(Written request):
Retype each record below word for word. Leave the pictures out.

-- BEGIN Material --

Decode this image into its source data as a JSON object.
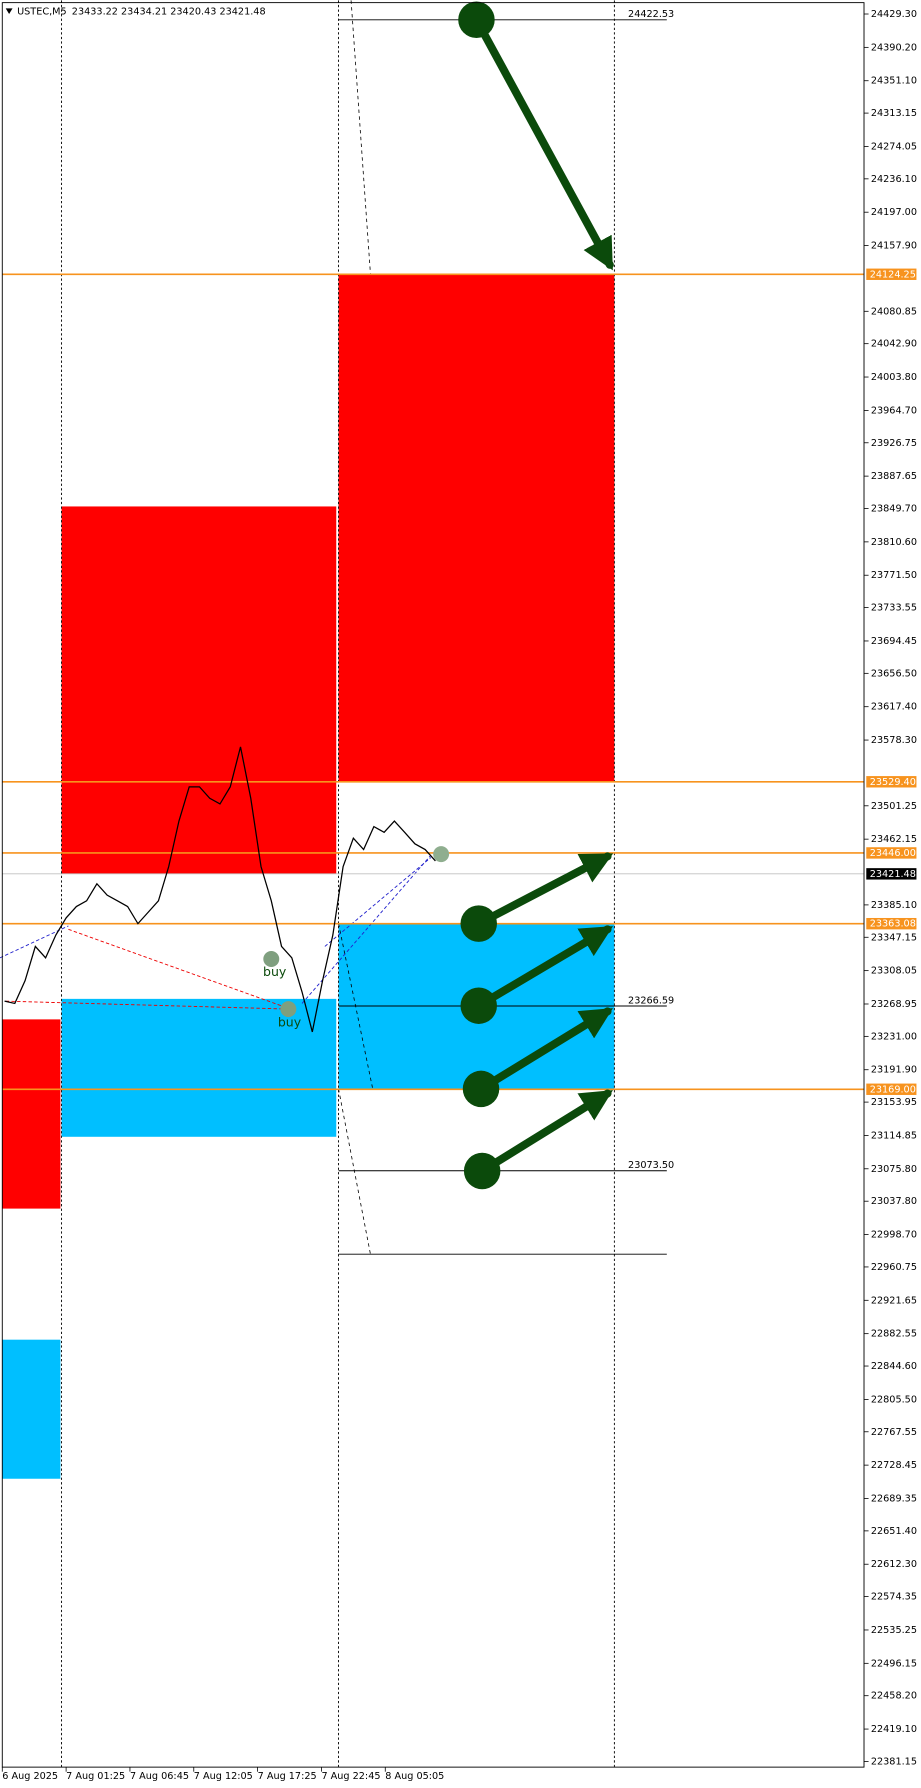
{
  "chart_data": {
    "type": "line",
    "title": "USTEC,M5",
    "subtitle": "23433.22 23434.21 23420.43 23421.48",
    "ylim": [
      22363.8,
      24445.3
    ],
    "yticks": [
      {
        "value": 24429.3,
        "label": "24429.30"
      },
      {
        "value": 24390.2,
        "label": "24390.20"
      },
      {
        "value": 24351.1,
        "label": "24351.10"
      },
      24313.15,
      {
        "value": 24274.05,
        "label": "24274.05"
      },
      {
        "value": 24236.1,
        "label": "24236.10"
      },
      {
        "value": 24197,
        "label": "24197.00"
      },
      {
        "value": 24157.9,
        "label": "24157.90"
      },
      24080.85,
      {
        "value": 24042.9,
        "label": "24042.90"
      },
      {
        "value": 24003.8,
        "label": "24003.80"
      },
      {
        "value": 23964.7,
        "label": "23964.70"
      },
      23926.75,
      23887.65,
      {
        "value": 23849.7,
        "label": "23849.70"
      },
      {
        "value": 23810.6,
        "label": "23810.60"
      },
      {
        "value": 23771.5,
        "label": "23771.50"
      },
      23733.55,
      23694.45,
      {
        "value": 23656.5,
        "label": "23656.50"
      },
      {
        "value": 23617.4,
        "label": "23617.40"
      },
      {
        "value": 23578.3,
        "label": "23578.30"
      },
      23501.25,
      23462.15,
      {
        "value": 23385.1,
        "label": "23385.10"
      },
      23347.15,
      {
        "value": 23308.05,
        "label": "23308.05"
      },
      23268.95,
      {
        "value": 23231,
        "label": "23231.00"
      },
      {
        "value": 23191.9,
        "label": "23191.90"
      },
      23153.95,
      23114.85,
      {
        "value": 23075.8,
        "label": "23075.80"
      },
      {
        "value": 23037.8,
        "label": "23037.80"
      },
      {
        "value": 22998.7,
        "label": "22998.70"
      },
      22960.75,
      22921.65,
      22882.55,
      {
        "value": 22844.6,
        "label": "22844.60"
      },
      {
        "value": 22805.5,
        "label": "22805.50"
      },
      22767.55,
      22728.45,
      22689.35,
      {
        "value": 22651.4,
        "label": "22651.40"
      },
      {
        "value": 22612.3,
        "label": "22612.30"
      },
      22574.35,
      22535.25,
      22496.15,
      {
        "value": 22458.2,
        "label": "22458.20"
      },
      {
        "value": 22419.1,
        "label": "22419.10"
      },
      22381.15
    ],
    "x_labels": [
      "6 Aug 2025",
      "7 Aug 01:25",
      "7 Aug 06:45",
      "7 Aug 12:05",
      "7 Aug 17:25",
      "7 Aug 22:45",
      "8 Aug 05:05"
    ],
    "series": [
      {
        "name": "USTEC,M5",
        "color": "#000000",
        "values": [
          23272.3,
          23269.6,
          23296.3,
          23336.4,
          23323.1,
          23349.8,
          23369.8,
          23383.2,
          23389.9,
          23409.9,
          23396.6,
          23389.9,
          23383.2,
          23363.1,
          23376.5,
          23389.9,
          23430.0,
          23483.4,
          23523.5,
          23523.5,
          23510.1,
          23503.4,
          23523.5,
          23570.3,
          23510.1,
          23430.0,
          23389.9,
          23336.4,
          23323.1,
          23283.0,
          23236.2,
          23296.3,
          23349.8,
          23430.0,
          23463.4,
          23450.0,
          23476.8,
          23470.1,
          23483.4,
          23470.1,
          23456.7,
          23450.0,
          23436.6
        ]
      }
    ],
    "orange_levels": [
      24124.25,
      {
        "value": 23529.4,
        "label": "23529.40"
      },
      {
        "value": 23446,
        "label": "23446.00"
      },
      23363.08,
      {
        "value": 23169,
        "label": "23169.00"
      }
    ],
    "orange_color": "#f7931e",
    "last_price": 23421.48,
    "black_levels": [
      24422.53,
      23266.59,
      {
        "value": 23073.5,
        "label": "23073.50"
      }
    ],
    "buy_labels": [
      "buy",
      "buy"
    ]
  }
}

-- END Material --

(Task solution):
Decode this image into its source data as a JSON object.
{
  "chart_data": {
    "type": "line",
    "title": "USTEC,M5",
    "subtitle": "23433.22 23434.21 23420.43 23421.48",
    "ylim": [
      22363.8,
      24445.3
    ],
    "yticks": [
      {
        "value": 24429.3,
        "label": "24429.30"
      },
      {
        "value": 24390.2,
        "label": "24390.20"
      },
      {
        "value": 24351.1,
        "label": "24351.10"
      },
      24313.15,
      {
        "value": 24274.05,
        "label": "24274.05"
      },
      {
        "value": 24236.1,
        "label": "24236.10"
      },
      {
        "value": 24197,
        "label": "24197.00"
      },
      {
        "value": 24157.9,
        "label": "24157.90"
      },
      24080.85,
      {
        "value": 24042.9,
        "label": "24042.90"
      },
      {
        "value": 24003.8,
        "label": "24003.80"
      },
      {
        "value": 23964.7,
        "label": "23964.70"
      },
      23926.75,
      23887.65,
      {
        "value": 23849.7,
        "label": "23849.70"
      },
      {
        "value": 23810.6,
        "label": "23810.60"
      },
      {
        "value": 23771.5,
        "label": "23771.50"
      },
      23733.55,
      23694.45,
      {
        "value": 23656.5,
        "label": "23656.50"
      },
      {
        "value": 23617.4,
        "label": "23617.40"
      },
      {
        "value": 23578.3,
        "label": "23578.30"
      },
      23501.25,
      23462.15,
      {
        "value": 23385.1,
        "label": "23385.10"
      },
      23347.15,
      {
        "value": 23308.05,
        "label": "23308.05"
      },
      23268.95,
      {
        "value": 23231,
        "label": "23231.00"
      },
      {
        "value": 23191.9,
        "label": "23191.90"
      },
      23153.95,
      23114.85,
      {
        "value": 23075.8,
        "label": "23075.80"
      },
      {
        "value": 23037.8,
        "label": "23037.80"
      },
      {
        "value": 22998.7,
        "label": "22998.70"
      },
      22960.75,
      22921.65,
      22882.55,
      {
        "value": 22844.6,
        "label": "22844.60"
      },
      {
        "value": 22805.5,
        "label": "22805.50"
      },
      22767.55,
      22728.45,
      22689.35,
      {
        "value": 22651.4,
        "label": "22651.40"
      },
      {
        "value": 22612.3,
        "label": "22612.30"
      },
      22574.35,
      22535.25,
      22496.15,
      {
        "value": 22458.2,
        "label": "22458.20"
      },
      {
        "value": 22419.1,
        "label": "22419.10"
      },
      22381.15
    ],
    "x_labels": [
      "6 Aug 2025",
      "7 Aug 01:25",
      "7 Aug 06:45",
      "7 Aug 12:05",
      "7 Aug 17:25",
      "7 Aug 22:45",
      "8 Aug 05:05"
    ],
    "series": [
      {
        "name": "USTEC,M5",
        "color": "#000000",
        "values": [
          23272.3,
          23269.6,
          23296.3,
          23336.4,
          23323.1,
          23349.8,
          23369.8,
          23383.2,
          23389.9,
          23409.9,
          23396.6,
          23389.9,
          23383.2,
          23363.1,
          23376.5,
          23389.9,
          23430.0,
          23483.4,
          23523.5,
          23523.5,
          23510.1,
          23503.4,
          23523.5,
          23570.3,
          23510.1,
          23430.0,
          23389.9,
          23336.4,
          23323.1,
          23283.0,
          23236.2,
          23296.3,
          23349.8,
          23430.0,
          23463.4,
          23450.0,
          23476.8,
          23470.1,
          23483.4,
          23470.1,
          23456.7,
          23450.0,
          23436.6
        ]
      }
    ],
    "orange_levels": [
      24124.25,
      {
        "value": 23529.4,
        "label": "23529.40"
      },
      {
        "value": 23446,
        "label": "23446.00"
      },
      23363.08,
      {
        "value": 23169,
        "label": "23169.00"
      }
    ],
    "orange_color": "#f7931e",
    "last_price": 23421.48,
    "black_levels": [
      24422.53,
      23266.59,
      {
        "value": 23073.5,
        "label": "23073.50"
      }
    ],
    "buy_labels": [
      "buy",
      "buy"
    ]
  }
}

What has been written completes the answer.